A block of data
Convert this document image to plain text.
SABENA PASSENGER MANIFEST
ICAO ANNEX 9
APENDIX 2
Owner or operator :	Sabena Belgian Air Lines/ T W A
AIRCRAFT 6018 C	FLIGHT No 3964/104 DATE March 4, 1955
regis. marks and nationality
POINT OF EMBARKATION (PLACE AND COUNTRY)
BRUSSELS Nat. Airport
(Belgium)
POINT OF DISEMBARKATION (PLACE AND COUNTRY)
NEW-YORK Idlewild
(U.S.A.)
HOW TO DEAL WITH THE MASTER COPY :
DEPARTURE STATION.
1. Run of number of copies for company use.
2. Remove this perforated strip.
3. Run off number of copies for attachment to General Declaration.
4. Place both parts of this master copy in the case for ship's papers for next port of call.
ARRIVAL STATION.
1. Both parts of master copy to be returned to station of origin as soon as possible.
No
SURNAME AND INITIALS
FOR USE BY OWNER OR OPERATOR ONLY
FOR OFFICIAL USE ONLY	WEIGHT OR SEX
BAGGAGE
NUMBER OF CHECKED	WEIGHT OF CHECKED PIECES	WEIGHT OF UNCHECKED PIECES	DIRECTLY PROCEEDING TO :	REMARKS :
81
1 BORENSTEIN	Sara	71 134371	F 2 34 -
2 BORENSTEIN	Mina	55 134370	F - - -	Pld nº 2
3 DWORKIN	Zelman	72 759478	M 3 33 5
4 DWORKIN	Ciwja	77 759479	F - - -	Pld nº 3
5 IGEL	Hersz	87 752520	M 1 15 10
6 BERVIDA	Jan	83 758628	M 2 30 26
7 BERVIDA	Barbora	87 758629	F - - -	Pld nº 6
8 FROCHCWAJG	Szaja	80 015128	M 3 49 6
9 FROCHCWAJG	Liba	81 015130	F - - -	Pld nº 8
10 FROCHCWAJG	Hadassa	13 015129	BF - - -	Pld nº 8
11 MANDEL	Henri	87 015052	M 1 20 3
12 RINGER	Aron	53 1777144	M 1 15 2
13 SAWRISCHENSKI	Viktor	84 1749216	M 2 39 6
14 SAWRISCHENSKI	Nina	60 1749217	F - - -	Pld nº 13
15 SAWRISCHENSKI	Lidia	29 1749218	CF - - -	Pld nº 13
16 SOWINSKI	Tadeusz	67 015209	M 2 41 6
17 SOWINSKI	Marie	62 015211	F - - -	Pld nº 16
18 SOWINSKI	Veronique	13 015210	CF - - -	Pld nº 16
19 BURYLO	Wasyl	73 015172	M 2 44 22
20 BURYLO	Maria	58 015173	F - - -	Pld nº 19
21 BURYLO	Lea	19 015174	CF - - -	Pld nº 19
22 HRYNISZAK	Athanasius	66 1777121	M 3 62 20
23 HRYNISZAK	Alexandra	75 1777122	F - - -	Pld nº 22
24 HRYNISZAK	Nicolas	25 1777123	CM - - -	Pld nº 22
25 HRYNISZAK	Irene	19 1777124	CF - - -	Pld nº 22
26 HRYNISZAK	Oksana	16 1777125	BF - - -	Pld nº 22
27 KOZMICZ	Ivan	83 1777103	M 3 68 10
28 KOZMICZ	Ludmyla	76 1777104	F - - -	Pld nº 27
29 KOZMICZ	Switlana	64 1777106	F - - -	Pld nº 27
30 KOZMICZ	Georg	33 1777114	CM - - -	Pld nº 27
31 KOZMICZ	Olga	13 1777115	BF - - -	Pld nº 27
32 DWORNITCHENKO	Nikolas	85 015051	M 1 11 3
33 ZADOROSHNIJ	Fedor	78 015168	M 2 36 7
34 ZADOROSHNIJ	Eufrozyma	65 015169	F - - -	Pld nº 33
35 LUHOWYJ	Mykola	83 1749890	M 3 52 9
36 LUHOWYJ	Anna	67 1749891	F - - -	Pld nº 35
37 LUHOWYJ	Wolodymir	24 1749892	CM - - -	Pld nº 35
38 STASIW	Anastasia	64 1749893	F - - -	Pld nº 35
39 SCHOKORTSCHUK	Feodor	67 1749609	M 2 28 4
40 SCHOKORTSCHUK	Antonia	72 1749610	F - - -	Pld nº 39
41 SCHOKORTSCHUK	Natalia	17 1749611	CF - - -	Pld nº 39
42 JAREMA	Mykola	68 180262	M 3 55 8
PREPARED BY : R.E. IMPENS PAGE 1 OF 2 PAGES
--
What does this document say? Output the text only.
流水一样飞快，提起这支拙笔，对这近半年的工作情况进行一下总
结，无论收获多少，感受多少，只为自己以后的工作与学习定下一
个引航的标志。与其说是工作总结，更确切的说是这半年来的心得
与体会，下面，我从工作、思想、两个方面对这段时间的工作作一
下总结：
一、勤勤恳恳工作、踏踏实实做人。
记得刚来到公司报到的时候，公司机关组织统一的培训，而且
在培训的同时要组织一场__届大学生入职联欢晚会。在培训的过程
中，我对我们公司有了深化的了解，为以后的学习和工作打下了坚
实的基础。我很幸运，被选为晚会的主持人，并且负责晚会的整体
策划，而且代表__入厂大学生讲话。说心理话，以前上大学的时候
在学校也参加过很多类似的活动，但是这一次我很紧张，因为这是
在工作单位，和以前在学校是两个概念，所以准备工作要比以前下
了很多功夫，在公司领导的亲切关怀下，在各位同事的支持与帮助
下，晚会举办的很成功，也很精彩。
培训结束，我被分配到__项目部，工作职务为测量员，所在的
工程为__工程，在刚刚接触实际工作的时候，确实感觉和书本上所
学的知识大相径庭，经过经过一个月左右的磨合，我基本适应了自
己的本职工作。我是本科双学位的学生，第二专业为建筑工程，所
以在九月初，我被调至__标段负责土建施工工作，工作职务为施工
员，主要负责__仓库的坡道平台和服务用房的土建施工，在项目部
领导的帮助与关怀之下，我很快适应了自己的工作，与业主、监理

» **EXERCISE PROMPT**: From the data above, copy each line that has the string "copies".

» **RESPONSE TO THIS EXERCISE**:
1. Run of number of copies for company use.
3. Run off number of copies for attachment to General Declaration.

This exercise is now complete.